:: Dataset rows ::
==============================

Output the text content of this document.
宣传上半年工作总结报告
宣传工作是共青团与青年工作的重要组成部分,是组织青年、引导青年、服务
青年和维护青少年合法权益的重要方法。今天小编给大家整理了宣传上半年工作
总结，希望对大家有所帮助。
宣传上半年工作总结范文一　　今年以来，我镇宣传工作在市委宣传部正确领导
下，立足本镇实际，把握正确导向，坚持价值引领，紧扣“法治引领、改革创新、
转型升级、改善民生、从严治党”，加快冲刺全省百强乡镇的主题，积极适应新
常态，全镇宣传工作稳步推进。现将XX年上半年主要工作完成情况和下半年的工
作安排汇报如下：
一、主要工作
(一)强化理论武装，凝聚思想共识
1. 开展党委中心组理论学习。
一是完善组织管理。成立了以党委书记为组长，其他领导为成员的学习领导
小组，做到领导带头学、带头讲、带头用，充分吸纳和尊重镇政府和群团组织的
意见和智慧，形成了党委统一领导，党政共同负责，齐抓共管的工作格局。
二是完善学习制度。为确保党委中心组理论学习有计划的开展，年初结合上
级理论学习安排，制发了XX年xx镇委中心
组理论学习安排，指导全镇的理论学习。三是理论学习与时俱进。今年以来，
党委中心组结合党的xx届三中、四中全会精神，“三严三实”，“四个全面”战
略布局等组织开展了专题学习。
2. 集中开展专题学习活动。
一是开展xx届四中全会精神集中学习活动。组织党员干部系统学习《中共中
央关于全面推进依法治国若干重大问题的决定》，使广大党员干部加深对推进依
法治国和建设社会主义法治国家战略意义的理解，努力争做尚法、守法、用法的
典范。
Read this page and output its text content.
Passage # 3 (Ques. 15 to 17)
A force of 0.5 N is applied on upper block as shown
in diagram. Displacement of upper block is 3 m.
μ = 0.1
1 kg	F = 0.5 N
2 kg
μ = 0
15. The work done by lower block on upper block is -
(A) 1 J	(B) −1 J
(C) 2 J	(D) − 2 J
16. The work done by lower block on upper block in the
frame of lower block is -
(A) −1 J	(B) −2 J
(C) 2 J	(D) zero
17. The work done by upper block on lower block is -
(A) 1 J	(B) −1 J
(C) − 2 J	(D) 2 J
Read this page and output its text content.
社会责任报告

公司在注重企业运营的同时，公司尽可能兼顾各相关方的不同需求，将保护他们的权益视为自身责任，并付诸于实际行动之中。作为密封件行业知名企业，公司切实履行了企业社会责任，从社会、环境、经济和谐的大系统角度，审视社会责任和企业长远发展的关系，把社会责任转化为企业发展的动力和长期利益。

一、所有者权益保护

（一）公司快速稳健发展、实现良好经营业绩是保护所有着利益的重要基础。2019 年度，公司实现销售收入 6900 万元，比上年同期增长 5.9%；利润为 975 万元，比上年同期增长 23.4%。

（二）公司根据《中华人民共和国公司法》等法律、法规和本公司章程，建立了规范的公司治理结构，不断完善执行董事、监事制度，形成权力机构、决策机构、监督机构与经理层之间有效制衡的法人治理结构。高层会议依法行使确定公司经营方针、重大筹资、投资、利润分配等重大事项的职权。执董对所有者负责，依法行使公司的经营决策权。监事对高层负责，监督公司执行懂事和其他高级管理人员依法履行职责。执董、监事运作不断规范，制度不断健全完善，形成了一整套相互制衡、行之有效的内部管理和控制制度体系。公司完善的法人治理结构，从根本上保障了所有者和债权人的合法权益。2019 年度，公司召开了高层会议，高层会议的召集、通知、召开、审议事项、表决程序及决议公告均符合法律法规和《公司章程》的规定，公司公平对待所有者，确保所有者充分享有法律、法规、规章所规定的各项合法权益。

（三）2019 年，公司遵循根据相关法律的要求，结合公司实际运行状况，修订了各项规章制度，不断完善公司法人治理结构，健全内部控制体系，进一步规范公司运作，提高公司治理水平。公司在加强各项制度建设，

==============================

Look through the listing and extract every line with "upper" in it.

A force of 0.5 N is applied on upper block as shown
in diagram. Displacement of upper block is 3 m.
15. The work done by lower block on upper block is -
16. The work done by lower block on upper block in the
17. The work done by upper block on lower block is -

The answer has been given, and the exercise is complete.